Exercise instructions =
From the listing below, pull each line that includes "JSON".

━━━━━ Extracted information ━━━━━

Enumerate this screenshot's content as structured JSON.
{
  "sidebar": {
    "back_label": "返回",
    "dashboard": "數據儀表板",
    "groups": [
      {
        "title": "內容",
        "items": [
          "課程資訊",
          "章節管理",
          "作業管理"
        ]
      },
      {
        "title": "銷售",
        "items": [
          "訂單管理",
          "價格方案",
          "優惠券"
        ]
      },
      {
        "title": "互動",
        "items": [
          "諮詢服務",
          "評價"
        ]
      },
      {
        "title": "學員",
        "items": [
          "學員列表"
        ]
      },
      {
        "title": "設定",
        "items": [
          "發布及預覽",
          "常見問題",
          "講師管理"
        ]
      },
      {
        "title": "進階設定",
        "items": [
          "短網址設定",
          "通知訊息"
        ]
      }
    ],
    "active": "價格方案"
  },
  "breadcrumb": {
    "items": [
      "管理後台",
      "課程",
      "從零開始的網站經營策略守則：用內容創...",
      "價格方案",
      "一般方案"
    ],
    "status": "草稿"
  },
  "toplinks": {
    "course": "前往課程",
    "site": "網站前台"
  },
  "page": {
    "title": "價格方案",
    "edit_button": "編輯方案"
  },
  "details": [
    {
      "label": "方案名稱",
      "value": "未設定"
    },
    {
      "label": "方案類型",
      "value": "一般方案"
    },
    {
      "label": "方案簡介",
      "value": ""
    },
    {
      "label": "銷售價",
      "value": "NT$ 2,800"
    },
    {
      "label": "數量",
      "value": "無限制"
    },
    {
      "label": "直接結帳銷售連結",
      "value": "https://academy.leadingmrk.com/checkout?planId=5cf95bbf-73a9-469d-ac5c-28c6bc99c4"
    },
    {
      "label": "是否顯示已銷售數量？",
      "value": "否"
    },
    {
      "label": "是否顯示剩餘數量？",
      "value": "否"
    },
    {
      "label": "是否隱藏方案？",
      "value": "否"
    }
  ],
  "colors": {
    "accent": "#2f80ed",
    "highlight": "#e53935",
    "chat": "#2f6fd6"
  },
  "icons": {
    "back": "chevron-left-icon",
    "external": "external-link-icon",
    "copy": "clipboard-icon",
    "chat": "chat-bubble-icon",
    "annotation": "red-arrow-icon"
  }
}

━━━━━
━━━━━ Extracted information ━━━━━

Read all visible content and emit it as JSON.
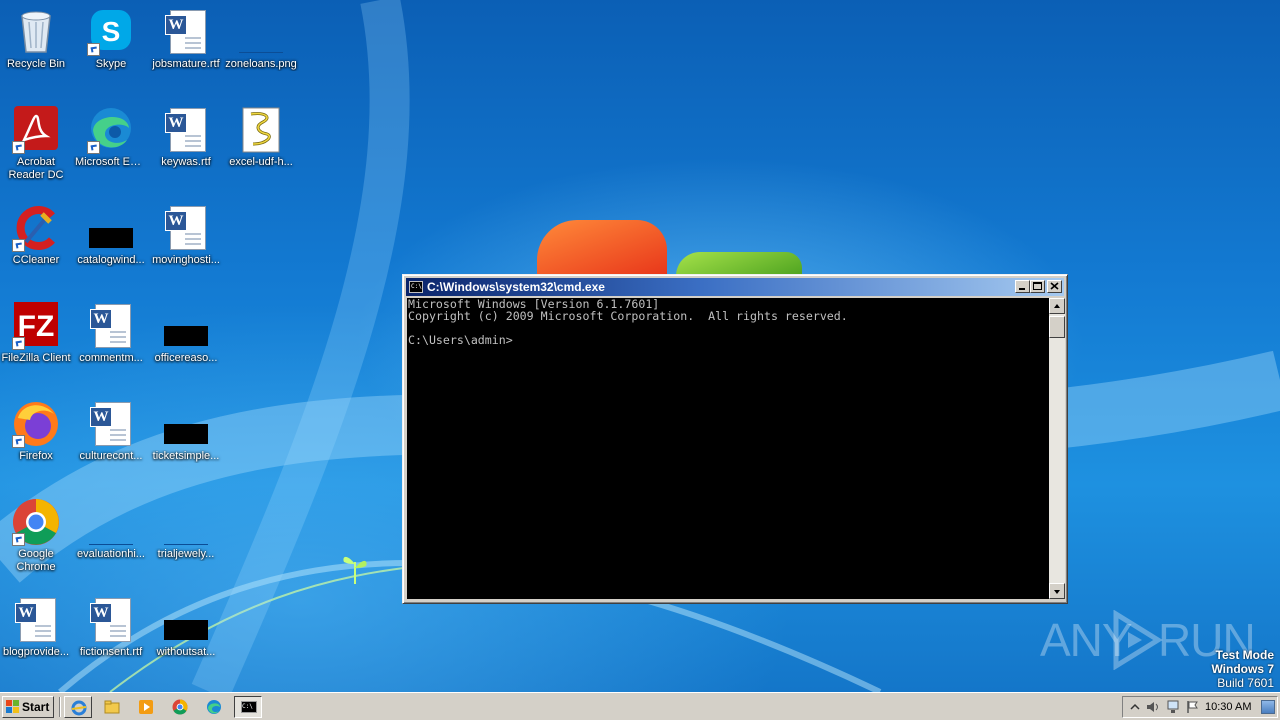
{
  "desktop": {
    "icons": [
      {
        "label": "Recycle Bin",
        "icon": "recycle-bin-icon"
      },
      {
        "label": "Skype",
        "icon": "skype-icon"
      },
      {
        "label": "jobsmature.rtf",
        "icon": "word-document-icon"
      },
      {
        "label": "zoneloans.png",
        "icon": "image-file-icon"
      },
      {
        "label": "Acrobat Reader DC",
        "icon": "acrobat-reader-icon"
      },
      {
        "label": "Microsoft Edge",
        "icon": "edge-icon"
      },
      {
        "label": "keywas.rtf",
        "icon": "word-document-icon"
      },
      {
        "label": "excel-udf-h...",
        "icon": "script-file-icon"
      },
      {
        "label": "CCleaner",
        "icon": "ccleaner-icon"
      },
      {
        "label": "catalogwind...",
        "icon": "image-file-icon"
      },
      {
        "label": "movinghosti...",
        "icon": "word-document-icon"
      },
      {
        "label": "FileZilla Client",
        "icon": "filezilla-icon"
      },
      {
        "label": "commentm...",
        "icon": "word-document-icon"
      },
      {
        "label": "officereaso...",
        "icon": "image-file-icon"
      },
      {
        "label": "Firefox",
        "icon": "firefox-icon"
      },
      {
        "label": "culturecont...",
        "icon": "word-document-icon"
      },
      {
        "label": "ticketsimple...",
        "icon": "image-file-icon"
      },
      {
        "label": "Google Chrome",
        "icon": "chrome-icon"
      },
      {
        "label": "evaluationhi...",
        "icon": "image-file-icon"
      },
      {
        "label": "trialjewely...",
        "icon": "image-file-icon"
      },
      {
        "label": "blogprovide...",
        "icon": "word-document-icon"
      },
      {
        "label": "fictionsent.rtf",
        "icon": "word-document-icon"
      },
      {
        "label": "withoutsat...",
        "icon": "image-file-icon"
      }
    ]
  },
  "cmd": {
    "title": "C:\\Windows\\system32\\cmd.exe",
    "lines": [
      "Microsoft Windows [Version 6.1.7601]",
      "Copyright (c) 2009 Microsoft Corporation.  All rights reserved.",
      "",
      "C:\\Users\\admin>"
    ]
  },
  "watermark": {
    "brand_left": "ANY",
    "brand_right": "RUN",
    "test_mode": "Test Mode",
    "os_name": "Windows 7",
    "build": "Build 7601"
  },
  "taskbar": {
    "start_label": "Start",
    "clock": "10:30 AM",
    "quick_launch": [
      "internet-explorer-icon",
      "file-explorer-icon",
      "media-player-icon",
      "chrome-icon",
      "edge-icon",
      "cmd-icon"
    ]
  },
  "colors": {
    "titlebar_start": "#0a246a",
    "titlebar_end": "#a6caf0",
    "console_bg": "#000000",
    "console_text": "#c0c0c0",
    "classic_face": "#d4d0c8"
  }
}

━━━━━

Problem solution =
Enumerate this screenshot's content as structured JSON.
Read all visible content and emit it as JSON.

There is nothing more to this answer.